Document extract
^^^^
Discuting with editors on the topic of historical studies produced by Vietnamese last year in Saigon, I think young historians are not disinterested but they must take care of the consequences of their historical analysis. It is a great risk for them and their family. And not only only for young people... See for example the last episode with the book on Truong Vinh Ky directed by Nguyen Dinh Dau (the famous researcher born in 1920!).

For me, some problems appear :

- The academic training of historians which could be less ideological (even no ideological at all) ;

- The censorship and its implications and the social life of authors.

I haven't the opportunity to consult recent PdD thesis on history in Vietnam but read some thesis in France written by Vietnamese scholars working now in VN.

To conclude, saying that, I hope your own publications will be translate in Vietnamese as the last work of Ed Miller on Ngo Dinh Diem (seems with no censorship). And if you have the time and enough energy to do it, you should contribute to the emergence in Vietnam of a collection of historical studies mainly based on primary sources in partnership with a Vietnamese editor. It could be useful.
^^^^
Required actions
1. Using the comment on historians in Vietnam, decide whether each statement agrees with it: (a) the writer has consulted recent PhD theses on history in Vietnam; (b) Nguyen Dinh Dau was born in 1920; (c) censorship is one of the problems the writer lists. For each, answer yes or no and quote the deciding words.
2. Extract the part of the comment on historians in Vietnam that opens with the words containing "Discuting with editors" and closes with "born in 1920!).".
3. Write what comes next in the comment on historians in Vietnam, picking up after its final sentence.

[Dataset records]
^^^^
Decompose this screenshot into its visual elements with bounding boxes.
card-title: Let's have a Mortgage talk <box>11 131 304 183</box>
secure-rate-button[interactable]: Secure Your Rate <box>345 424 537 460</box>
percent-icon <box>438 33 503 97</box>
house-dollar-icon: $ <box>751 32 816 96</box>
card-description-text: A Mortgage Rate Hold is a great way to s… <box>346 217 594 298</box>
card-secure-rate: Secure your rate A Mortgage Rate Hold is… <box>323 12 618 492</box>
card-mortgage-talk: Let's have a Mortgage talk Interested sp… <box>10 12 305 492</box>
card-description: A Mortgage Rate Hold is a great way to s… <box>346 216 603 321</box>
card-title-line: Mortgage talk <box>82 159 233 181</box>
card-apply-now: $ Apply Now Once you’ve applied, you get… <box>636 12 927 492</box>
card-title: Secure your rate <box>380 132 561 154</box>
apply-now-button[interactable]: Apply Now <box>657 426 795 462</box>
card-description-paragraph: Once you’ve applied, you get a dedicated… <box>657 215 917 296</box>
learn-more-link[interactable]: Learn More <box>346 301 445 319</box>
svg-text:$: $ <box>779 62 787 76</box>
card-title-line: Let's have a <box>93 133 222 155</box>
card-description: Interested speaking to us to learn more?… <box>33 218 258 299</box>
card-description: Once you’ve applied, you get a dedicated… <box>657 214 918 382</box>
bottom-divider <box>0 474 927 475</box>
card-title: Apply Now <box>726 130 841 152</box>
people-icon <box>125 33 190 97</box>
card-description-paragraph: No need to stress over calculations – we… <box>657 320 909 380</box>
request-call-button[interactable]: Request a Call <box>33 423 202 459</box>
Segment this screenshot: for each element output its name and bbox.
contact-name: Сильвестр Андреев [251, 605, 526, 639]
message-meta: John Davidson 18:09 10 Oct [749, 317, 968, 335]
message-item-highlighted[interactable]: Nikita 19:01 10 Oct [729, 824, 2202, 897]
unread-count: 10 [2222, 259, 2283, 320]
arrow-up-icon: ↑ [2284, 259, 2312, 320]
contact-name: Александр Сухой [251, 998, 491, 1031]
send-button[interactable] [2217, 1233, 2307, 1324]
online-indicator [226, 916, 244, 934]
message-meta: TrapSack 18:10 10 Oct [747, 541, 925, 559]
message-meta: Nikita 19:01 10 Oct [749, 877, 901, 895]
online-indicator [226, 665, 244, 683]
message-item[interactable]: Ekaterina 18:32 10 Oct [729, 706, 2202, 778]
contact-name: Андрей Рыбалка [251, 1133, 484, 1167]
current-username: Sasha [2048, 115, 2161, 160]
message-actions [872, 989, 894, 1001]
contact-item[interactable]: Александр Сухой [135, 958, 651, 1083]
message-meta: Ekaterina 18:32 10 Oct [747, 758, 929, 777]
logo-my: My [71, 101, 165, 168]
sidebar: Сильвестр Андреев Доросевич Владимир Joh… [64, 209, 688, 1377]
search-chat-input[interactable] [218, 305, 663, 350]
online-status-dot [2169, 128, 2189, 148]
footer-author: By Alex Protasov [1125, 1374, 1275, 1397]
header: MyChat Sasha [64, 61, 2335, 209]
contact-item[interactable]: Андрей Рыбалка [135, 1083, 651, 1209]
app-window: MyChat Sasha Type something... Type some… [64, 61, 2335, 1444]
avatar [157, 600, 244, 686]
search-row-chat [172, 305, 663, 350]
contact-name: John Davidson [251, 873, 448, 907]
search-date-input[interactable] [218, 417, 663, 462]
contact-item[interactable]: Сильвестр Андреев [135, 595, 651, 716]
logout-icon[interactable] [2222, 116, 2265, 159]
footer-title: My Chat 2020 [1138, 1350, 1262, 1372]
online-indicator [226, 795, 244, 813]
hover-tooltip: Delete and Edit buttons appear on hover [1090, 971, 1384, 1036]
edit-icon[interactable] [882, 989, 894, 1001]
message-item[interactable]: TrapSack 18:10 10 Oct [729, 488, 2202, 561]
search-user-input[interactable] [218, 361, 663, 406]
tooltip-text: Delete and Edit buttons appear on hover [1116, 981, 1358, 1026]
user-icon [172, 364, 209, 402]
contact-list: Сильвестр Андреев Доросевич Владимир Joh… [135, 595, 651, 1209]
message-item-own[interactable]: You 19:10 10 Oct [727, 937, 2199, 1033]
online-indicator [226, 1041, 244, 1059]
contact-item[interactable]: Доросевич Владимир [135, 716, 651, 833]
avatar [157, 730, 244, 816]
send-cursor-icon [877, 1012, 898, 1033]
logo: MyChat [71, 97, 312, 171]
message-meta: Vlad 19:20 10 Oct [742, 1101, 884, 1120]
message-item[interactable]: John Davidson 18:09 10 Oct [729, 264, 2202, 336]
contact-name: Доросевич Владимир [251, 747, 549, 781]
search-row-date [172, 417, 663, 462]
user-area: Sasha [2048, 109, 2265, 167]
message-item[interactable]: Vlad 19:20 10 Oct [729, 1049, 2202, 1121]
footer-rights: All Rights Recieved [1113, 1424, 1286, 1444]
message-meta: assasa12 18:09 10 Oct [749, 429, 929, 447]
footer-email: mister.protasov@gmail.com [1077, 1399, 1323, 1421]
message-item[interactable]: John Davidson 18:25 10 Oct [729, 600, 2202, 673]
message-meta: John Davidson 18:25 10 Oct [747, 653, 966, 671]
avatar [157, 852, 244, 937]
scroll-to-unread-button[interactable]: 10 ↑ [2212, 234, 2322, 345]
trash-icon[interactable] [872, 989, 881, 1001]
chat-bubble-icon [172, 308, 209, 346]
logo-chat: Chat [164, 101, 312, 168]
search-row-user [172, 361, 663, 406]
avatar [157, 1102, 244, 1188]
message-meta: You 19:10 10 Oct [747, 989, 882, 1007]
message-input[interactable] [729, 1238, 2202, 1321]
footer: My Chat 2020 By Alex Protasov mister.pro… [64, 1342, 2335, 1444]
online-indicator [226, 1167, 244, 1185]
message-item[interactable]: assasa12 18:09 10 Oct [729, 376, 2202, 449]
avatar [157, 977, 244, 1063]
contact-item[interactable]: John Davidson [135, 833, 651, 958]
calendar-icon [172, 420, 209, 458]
^^^^
Written responses
1.
(a) No: "I haven't the opportunity to consult recent PdD thesis on history in Vietnam"
(b) Yes: "the famous researcher born in 1920!"
(c) Yes: "The censorship and its implications and the social life of authors."

2.
Discuting with editors on the topic of historical studies produced by Vietnamese last year in Saigon, I think young historians are not disinterested but they must take care of the consequences of their historical analysis. It is a great risk for them and their family. And not only only for young people... See for example the last episode with the book on Truong Vinh Ky directed by Nguyen Dinh Dau (the famous researcher born in 1920!).

3.
Best regards

F

PS : Sorry for my approximate English

On Tue, Apr 11, 2017 at 6:10 PM, liem vu duc <vuducliemhnue@gmail.com> wrote:

Some of the events mentioned by Liam were recorded and posted online recently. It is true that they pave the way for a newly unconventional / "unofficial" platform of historical practice. Its aim I guess is to send different messages, capture increasingly social demand of historiographical diversification, and promote alternative historical interpretations.

Tran Quang Duc and Tran Trong Duong: "How Vietnamese history was written".

https://www.youtube.com/watch?v=90gZiH_TrWA

https://www.youtube.com/watch?v=gYN6ukaZS8Y

Talk at Hanoi book fair on Opusculum de Sectis Apud Sinenses et Tunkinenses:

https://soundcloud.com/ph-ng-djing/voice-034

​Nguyen Phuc Anh''s Power of culture and cursed rock at Hung Temples

https://soundcloud.com/user-145487025/hstalk1

​Best,

Liem​

From: Anthony Morreale <amorreale22@gmail.com>

Subject: Re: [Vsg] history books in VN

Date: April 11, 2017 at 5:13:16 AM PDT

To: vuducliemhnue@ymail.com

Cc: Vietnam Studies Group <vsg@u.washington.edu>

Hi all,

I know it's not the period in question, but I purchased Đặng Phong's "Phá Rào Trong Kinh Tế Vào Đêm Trước Đổi Mới" at ĐHXHNV in Hồ Chí Minh a few months ago. As far as I can tell it's pretty honest. I spoke with the employee at the bookstore about my inability to find the 1st volume of his "Lịch sử Kinh tế Việt Nam" (It's not even in the library), and they told me that it has been taken out of circulation due to its analysis of land reform. Can anyone confirm?

I also found Ngô Thảo's "Dĩ Vãng Phía Trước" at the Phương Nam bookstore in Vincom and though not a historical monograph, I was shocked by some of the content about the time in question. Questions about "Is this actually a civil war?", and details of NLF assassinations of pregnant women. Some of these things just slip through the cracks I suppose...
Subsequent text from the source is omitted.